▸ SET PROBLEM
Identify the lines bearing the string "continuous" and gather them.

— START SUPPLIED DATA —

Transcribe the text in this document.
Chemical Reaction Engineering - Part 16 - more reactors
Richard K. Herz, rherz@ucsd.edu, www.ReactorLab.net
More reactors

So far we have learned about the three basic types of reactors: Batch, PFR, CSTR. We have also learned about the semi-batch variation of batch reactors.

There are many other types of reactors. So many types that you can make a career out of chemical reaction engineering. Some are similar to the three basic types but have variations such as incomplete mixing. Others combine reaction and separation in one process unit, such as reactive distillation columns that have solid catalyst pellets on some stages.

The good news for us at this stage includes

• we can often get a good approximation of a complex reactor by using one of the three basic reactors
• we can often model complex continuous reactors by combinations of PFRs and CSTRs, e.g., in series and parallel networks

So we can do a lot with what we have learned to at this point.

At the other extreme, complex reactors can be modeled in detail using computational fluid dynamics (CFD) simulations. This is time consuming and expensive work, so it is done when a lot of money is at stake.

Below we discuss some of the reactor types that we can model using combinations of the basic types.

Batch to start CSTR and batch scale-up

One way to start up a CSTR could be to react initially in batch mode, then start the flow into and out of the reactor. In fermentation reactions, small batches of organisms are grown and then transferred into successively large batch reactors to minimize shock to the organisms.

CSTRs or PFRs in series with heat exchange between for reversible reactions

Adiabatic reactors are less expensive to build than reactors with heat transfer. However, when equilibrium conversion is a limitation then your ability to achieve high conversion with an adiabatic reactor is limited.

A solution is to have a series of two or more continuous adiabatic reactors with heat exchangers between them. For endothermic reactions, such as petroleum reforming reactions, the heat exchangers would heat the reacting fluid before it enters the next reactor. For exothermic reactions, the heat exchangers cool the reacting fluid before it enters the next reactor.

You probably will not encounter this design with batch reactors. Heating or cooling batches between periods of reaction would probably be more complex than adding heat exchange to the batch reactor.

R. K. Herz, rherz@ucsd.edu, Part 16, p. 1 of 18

— END SUPPLIED DATA —

▸ TASK RESULT
• we can often model complex continuous reactors by combinations of PFRs and CSTRs, e.g., in series and parallel networks
A solution is to have a series of two or more continuous adiabatic reactors with heat exchangers between them. For endothermic reactions, such as petroleum reforming reactions, the heat exchangers would heat the reacting fluid before it enters the next reactor. For exothermic reactions, the heat exchangers cool the reacting fluid before it enters the next reactor.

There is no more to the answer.